Objective »
Locate the lines of the listing below that hold "diferentes", then copy each of them.

Stored records »

— begin —

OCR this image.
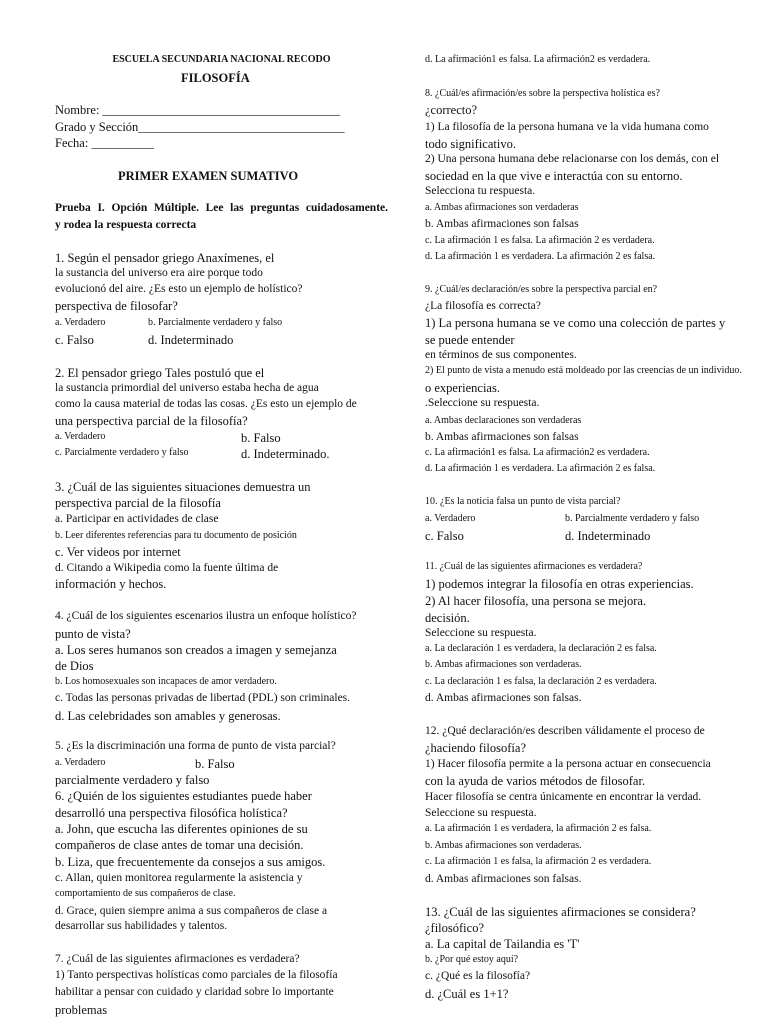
ESCUELA SECUNDARIA NACIONAL RECODO
FILOSOFÍA
Nombre: ______________________________________
Grado y Sección_________________________________
Fecha: __________
PRIMER EXAMEN SUMATIVO
Prueba I. Opción Múltiple. Lee las preguntas cuidadosamente.
y rodea la respuesta correcta
1. Según el pensador griego Anaxímenes, el
la sustancia del universo era aire porque todo
evolucionó del aire. ¿Es esto un ejemplo de holístico?
perspectiva de filosofar?
a. Verdadero	b. Parcialmente verdadero y falso
c. Falso	d. Indeterminado
2. El pensador griego Tales postuló que el
la sustancia primordial del universo estaba hecha de agua
como la causa material de todas las cosas. ¿Es esto un ejemplo de
una perspectiva parcial de la filosofía?
a. Verdadero	b. Falso
c. Parcialmente verdadero y falso	d. Indeterminado.
3. ¿Cuál de las siguientes situaciones demuestra un
perspectiva parcial de la filosofía
a. Participar en actividades de clase
b. Leer diferentes referencias para tu documento de posición
c. Ver videos por internet
d. Citando a Wikipedia como la fuente última de
información y hechos.
4. ¿Cuál de los siguientes escenarios ilustra un enfoque holístico?
punto de vista?
a. Los seres humanos son creados a imagen y semejanza
de Dios
b. Los homosexuales son incapaces de amor verdadero.
c. Todas las personas privadas de libertad (PDL) son criminales.
d. Las celebridades son amables y generosas.
5. ¿Es la discriminación una forma de punto de vista parcial?
a. Verdadero	b. Falso
parcialmente verdadero y falso
6. ¿Quién de los siguientes estudiantes puede haber
desarrolló una perspectiva filosófica holística?
a. John, que escucha las diferentes opiniones de su
compañeros de clase antes de tomar una decisión.
b. Liza, que frecuentemente da consejos a sus amigos.
c. Allan, quien monitorea regularmente la asistencia y
comportamiento de sus compañeros de clase.
d. Grace, quien siempre anima a sus compañeros de clase a
desarrollar sus habilidades y talentos.
7. ¿Cuál de las siguientes afirmaciones es verdadera?
1) Tanto perspectivas holísticas como parciales de la filosofía
habilitar a pensar con cuidado y claridad sobre lo importante
problemas
d. La afirmación1 es falsa. La afirmación2 es verdadera.
8. ¿Cuál/es afirmación/es sobre la perspectiva holística es?
¿correcto?
1) La filosofía de la persona humana ve la vida humana como
todo significativo.
2) Una persona humana debe relacionarse con los demás, con el
sociedad en la que vive e interactúa con su entorno.
Selecciona tu respuesta.
a. Ambas afirmaciones son verdaderas
b. Ambas afirmaciones son falsas
c. La afirmación 1 es falsa. La afirmación 2 es verdadera.
d. La afirmación 1 es verdadera. La afirmación 2 es falsa.
9. ¿Cuál/es declaración/es sobre la perspectiva parcial en?
¿La filosofía es correcta?
1) La persona humana se ve como una colección de partes y
se puede entender
en términos de sus componentes.
2) El punto de vista a menudo está moldeado por las creencias de un individuo.
o experiencias.
.Seleccione su respuesta.
a. Ambas declaraciones son verdaderas
b. Ambas afirmaciones son falsas
c. La afirmación1 es falsa. La afirmación2 es verdadera.
d. La afirmación 1 es verdadera. La afirmación 2 es falsa.
10. ¿Es la noticia falsa un punto de vista parcial?
a. Verdadero	b. Parcialmente verdadero y falso
c. Falso	d. Indeterminado
11. ¿Cuál de las siguientes afirmaciones es verdadera?
1) podemos integrar la filosofía en otras experiencias.
2) Al hacer filosofía, una persona se mejora.
decisión.
Seleccione su respuesta.
a. La declaración 1 es verdadera, la declaración 2 es falsa.
b. Ambas afirmaciones son verdaderas.
c. La declaración 1 es falsa, la declaración 2 es verdadera.
d. Ambas afirmaciones son falsas.
12. ¿Qué declaración/es describen válidamente el proceso de
¿haciendo filosofía?
1) Hacer filosofía permite a la persona actuar en consecuencia
con la ayuda de varios métodos de filosofar.
Hacer filosofía se centra únicamente en encontrar la verdad.
Seleccione su respuesta.
a. La afirmación 1 es verdadera, la afirmación 2 es falsa.
b. Ambas afirmaciones son verdaderas.
c. La afirmación 1 es falsa, la afirmación 2 es verdadera.
d. Ambas afirmaciones son falsas.
13. ¿Cuál de las siguientes afirmaciones se considera?
¿filosófico?
a. La capital de Tailandia es 'T'
b. ¿Por qué estoy aquí?
c. ¿Qué es la filosofía?
d. ¿Cuál es 1+1?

— end —

Result »
b. Leer diferentes referencias para tu documento de posición
a. John, que escucha las diferentes opiniones de su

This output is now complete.